### Data shown:
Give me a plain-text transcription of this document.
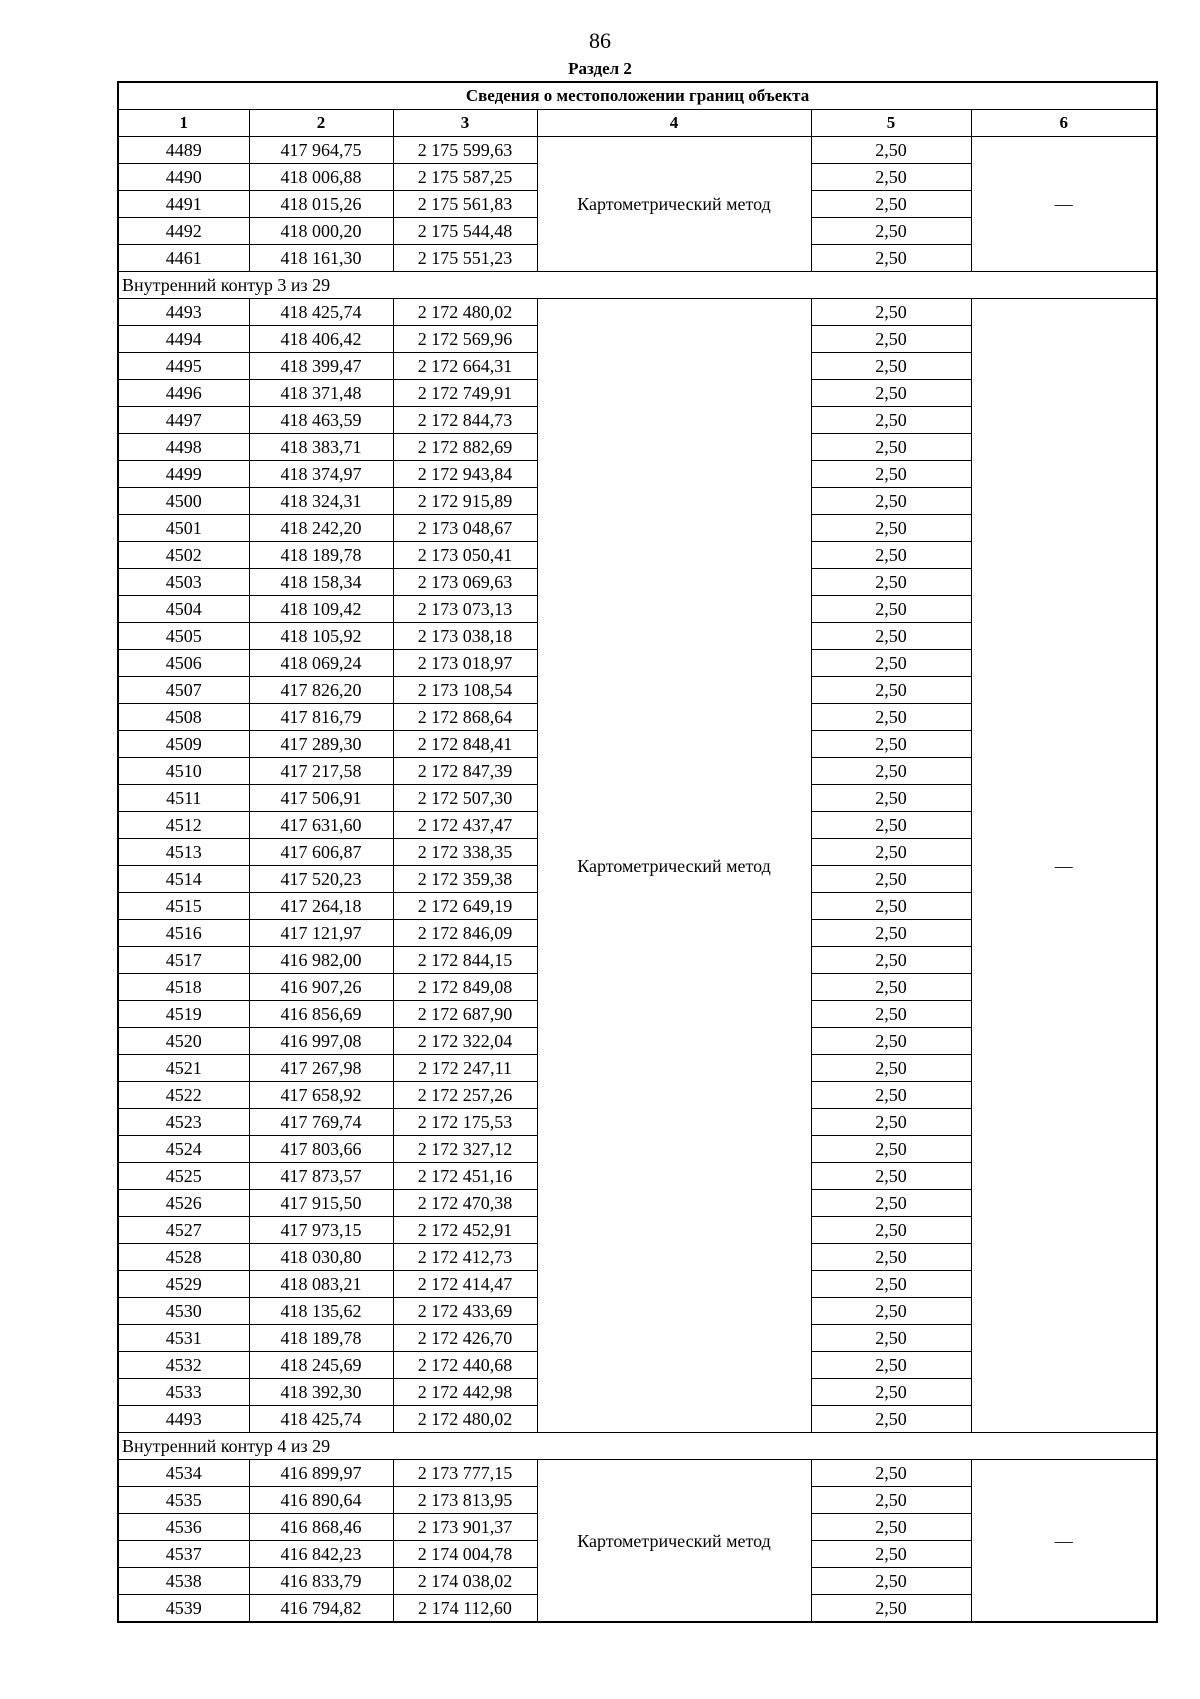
86
Раздел 2
Сведения о местоположении границ объекта					
1	2	3	4	5	6
4489	417 964,75	2 175 599,63	Картометрический метод	2,50	—
4490	418 006,88	2 175 587,25		2,50	
4491	418 015,26	2 175 561,83		2,50	
4492	418 000,20	2 175 544,48		2,50	
4461	418 161,30	2 175 551,23		2,50	
Внутренний контур 3 из 29					
4493	418 425,74	2 172 480,02	Картометрический метод	2,50	—
4494	418 406,42	2 172 569,96		2,50	
4495	418 399,47	2 172 664,31		2,50	
4496	418 371,48	2 172 749,91		2,50	
4497	418 463,59	2 172 844,73		2,50	
4498	418 383,71	2 172 882,69		2,50	
4499	418 374,97	2 172 943,84		2,50	
4500	418 324,31	2 172 915,89		2,50	
4501	418 242,20	2 173 048,67		2,50	
4502	418 189,78	2 173 050,41		2,50	
4503	418 158,34	2 173 069,63		2,50	
4504	418 109,42	2 173 073,13		2,50	
4505	418 105,92	2 173 038,18		2,50	
4506	418 069,24	2 173 018,97		2,50	
4507	417 826,20	2 173 108,54		2,50	
4508	417 816,79	2 172 868,64		2,50	
4509	417 289,30	2 172 848,41		2,50	
4510	417 217,58	2 172 847,39		2,50	
4511	417 506,91	2 172 507,30		2,50	
4512	417 631,60	2 172 437,47		2,50	
4513	417 606,87	2 172 338,35		2,50	
4514	417 520,23	2 172 359,38		2,50	
4515	417 264,18	2 172 649,19		2,50	
4516	417 121,97	2 172 846,09		2,50	
4517	416 982,00	2 172 844,15		2,50	
4518	416 907,26	2 172 849,08		2,50	
4519	416 856,69	2 172 687,90		2,50	
4520	416 997,08	2 172 322,04		2,50	
4521	417 267,98	2 172 247,11		2,50	
4522	417 658,92	2 172 257,26		2,50	
4523	417 769,74	2 172 175,53		2,50	
4524	417 803,66	2 172 327,12		2,50	
4525	417 873,57	2 172 451,16		2,50	
4526	417 915,50	2 172 470,38		2,50	
4527	417 973,15	2 172 452,91		2,50	
4528	418 030,80	2 172 412,73		2,50	
4529	418 083,21	2 172 414,47		2,50	
4530	418 135,62	2 172 433,69		2,50	
4531	418 189,78	2 172 426,70		2,50	
4532	418 245,69	2 172 440,68		2,50	
4533	418 392,30	2 172 442,98		2,50	
4493	418 425,74	2 172 480,02		2,50	
Внутренний контур 4 из 29					
4534	416 899,97	2 173 777,15	Картометрический метод	2,50	—
4535	416 890,64	2 173 813,95		2,50	
4536	416 868,46	2 173 901,37		2,50	
4537	416 842,23	2 174 004,78		2,50	
4538	416 833,79	2 174 038,02		2,50	
4539	416 794,82	2 174 112,60		2,50	
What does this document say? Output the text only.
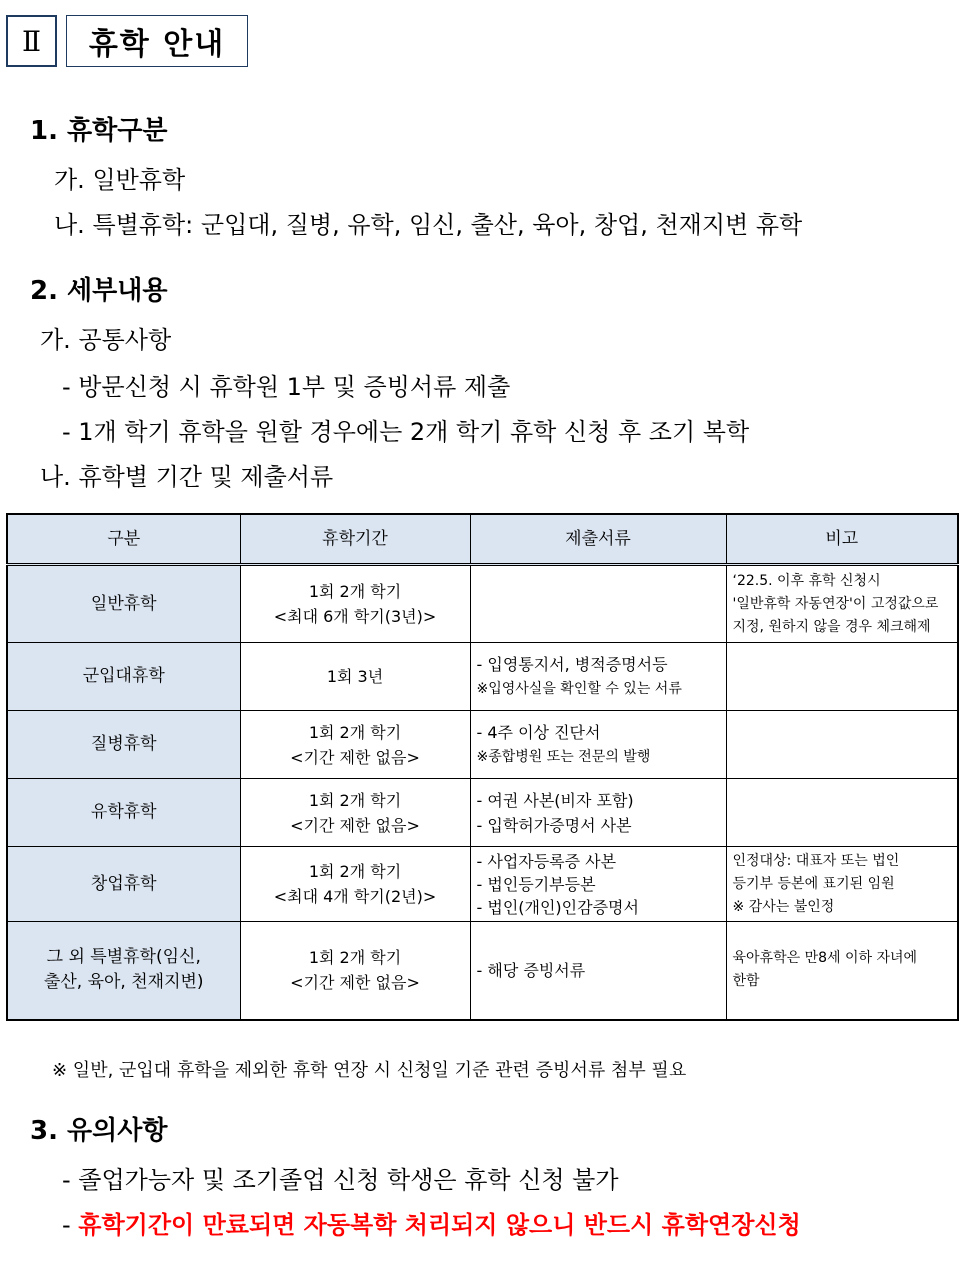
Ⅱ	휴학 안내
1. 휴학구분
가. 일반휴학
나. 특별휴학: 군입대, 질병, 유학, 임신, 출산, 육아, 창업, 천재지변 휴학
2. 세부내용
가. 공통사항
- 방문신청 시 휴학원 1부 및 증빙서류 제출
- 1개 학기 휴학을 원할 경우에는 2개 학기 휴학 신청 후 조기 복학
나. 휴학별 기간 및 제출서류
구분	휴학기간	제출서류	비고
일반휴학	1회 2개 학기
<최대 6개 학기(3년)>		‘22.5. 이후 휴학 신청시
'일반휴학 자동연장'이 고정값으로
지정, 원하지 않을 경우 체크해제

군입대휴학	1회 3년	- 입영통지서, 병적증명서등
※입영사실을 확인할 수 있는 서류	

질병휴학	1회 2개 학기
<기간 제한 없음>	- 4주 이상 진단서
※종합병원 또는 전문의 발행	

유학휴학	1회 2개 학기
<기간 제한 없음>	- 여권 사본(비자 포함)
- 입학허가증명서 사본	

창업휴학	1회 2개 학기
<최대 4개 학기(2년)>	- 사업자등록증 사본
- 법인등기부등본
- 법인(개인)인감증명서	인정대상: 대표자 또는 법인
등기부 등본에 표기된 임원
※ 감사는 불인정

그 외 특별휴학(임신,
출산, 육아, 천재지변)	1회 2개 학기
<기간 제한 없음>	- 해당 증빙서류	육아휴학은 만8세 이하 자녀에
한함
※ 일반, 군입대 휴학을 제외한 휴학 연장 시 신청일 기준 관련 증빙서류 첨부 필요
3. 유의사항
- 졸업가능자 및 조기졸업 신청 학생은 휴학 신청 불가
- 휴학기간이 만료되면 자동복학 처리되지 않으니 반드시 휴학연장신청
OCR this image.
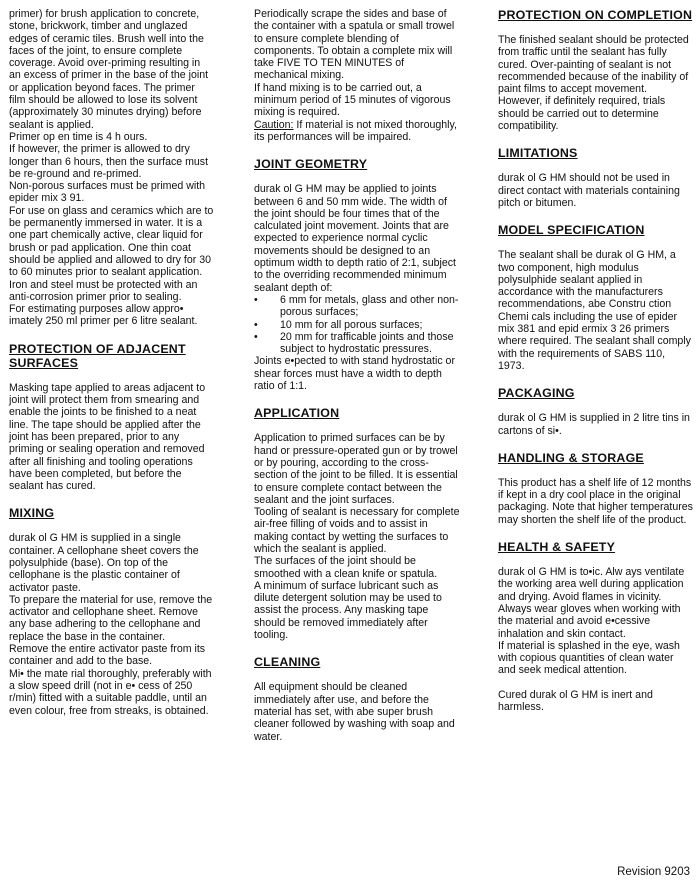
primer) for brush application to concrete, stone, brickwork, timber and unglazed edges of ceramic tiles. Brush well into the faces of the joint, to ensure complete coverage. Avoid over-priming resulting in an excess of primer in the base of the joint or application beyond faces. The primer film should be allowed to lose its solvent (approximately 30 minutes drying) before sealant is applied.

Primer op en time is 4 h ours.

If however, the primer is allowed to dry longer than 6 hours, then the surface must be re-ground and re-primed.

Non-porous surfaces must be primed with epider mix 3 91.

For use on glass and ceramics which are to be permanently immersed in water. It is a one part chemically active, clear liquid for brush or pad application. One thin coat should be applied and allowed to dry for 30 to 60 minutes prior to sealant application.

Iron and steel must be protected with an anti-corrosion primer prior to sealing.

For estimating purposes allow appro• imately 250 ml primer per 6 litre sealant.

PROTECTION OF ADJACENT SURFACES

Masking tape applied to areas adjacent to joint will protect them from smearing and enable the joints to be finished to a neat line. The tape should be applied after the joint has been prepared, prior to any priming or sealing operation and removed after all finishing and tooling operations have been completed, but before the sealant has cured.

MIXING

durak ol G HM is supplied in a single container. A cellophane sheet covers the polysulphide (base). On top of the cellophane is the plastic container of activator paste.

To prepare the material for use, remove the activator and cellophane sheet. Remove any base adhering to the cellophane and replace the base in the container.

Remove the entire activator paste from its container and add to the base.

Mi• the mate rial thoroughly, preferably with a slow speed drill (not in e• cess of 250 r/min) fitted with a suitable paddle, until an even colour, free from streaks, is obtained.

Periodically scrape the sides and base of the container with a spatula or small trowel to ensure complete blending of components. To obtain a complete mix will take FIVE TO TEN MINUTES of mechanical mixing.

If hand mixing is to be carried out, a minimum period of 15 minutes of vigorous mixing is required.

Caution: If material is not mixed thoroughly, its performances will be impaired.

JOINT GEOMETRY

durak ol G HM may be applied to joints between 6 and 50 mm wide. The width of the joint should be four times that of the calculated joint movement. Joints that are expected to experience normal cyclic movements should be designed to an optimum width to depth ratio of 2:1, subject to the overriding recommended minimum sealant depth of:

• 6 mm for metals, glass and other non-porous surfaces;
• 10 mm for all porous surfaces;
• 20 mm for trafficable joints and those subject to hydrostatic pressures.

Joints e•pected to with stand hydrostatic or shear forces must have a width to depth ratio of 1:1.

APPLICATION

Application to primed surfaces can be by hand or pressure-operated gun or by trowel or by pouring, according to the cross-section of the joint to be filled. It is essential to ensure complete contact between the sealant and the joint surfaces.

Tooling of sealant is necessary for complete air-free filling of voids and to assist in making contact by wetting the surfaces to which the sealant is applied.

The surfaces of the joint should be smoothed with a clean knife or spatula.

A minimum of surface lubricant such as dilute detergent solution may be used to assist the process. Any masking tape should be removed immediately after tooling.

CLEANING

All equipment should be cleaned immediately after use, and before the material has set, with abe super brush cleaner followed by washing with soap and water.

PROTECTION ON COMPLETION

The finished sealant should be protected from traffic until the sealant has fully cured. Over-painting of sealant is not recommended because of the inability of paint films to accept movement. However, if definitely required, trials should be carried out to determine compatibility.

LIMITATIONS

durak ol G HM should not be used in direct contact with materials containing pitch or bitumen.

MODEL SPECIFICATION

The sealant shall be durak ol G HM, a two component, high modulus polysulphide sealant applied in accordance with the manufacturers recommendations, abe Constru ction Chemi cals including the use of epider mix 381 and epid ermix 3 26 primers where required. The sealant shall comply with the requirements of SABS 110, 1973.

PACKAGING

durak ol G HM is supplied in 2 litre tins in cartons of si•.

HANDLING & STORAGE

This product has a shelf life of 12 months if kept in a dry cool place in the original packaging. Note that higher temperatures may shorten the shelf life of the product.

HEALTH & SAFETY

durak ol G HM is to•ic. Alw ays ventilate the working area well during application and drying. Avoid flames in vicinity.

Always wear gloves when working with the material and avoid e•cessive inhalation and skin contact.

If material is splashed in the eye, wash with copious quantities of clean water and seek medical attention.

Cured durak ol G HM is inert and harmless.

Revision 9203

### What you are asked to do:
Collect the lines of the data that carry the word "have".

### Answer to the problem:
Masking tape applied to areas adjacent to joint will protect them from smearing and enable the joints to be finished to a neat line. The tape should be applied after the joint has been prepared, prior to any priming or sealing operation and removed after all finishing and tooling operations have been completed, but before the sealant has cured.
Joints e•pected to with stand hydrostatic or shear forces must have a width to depth ratio of 1:1.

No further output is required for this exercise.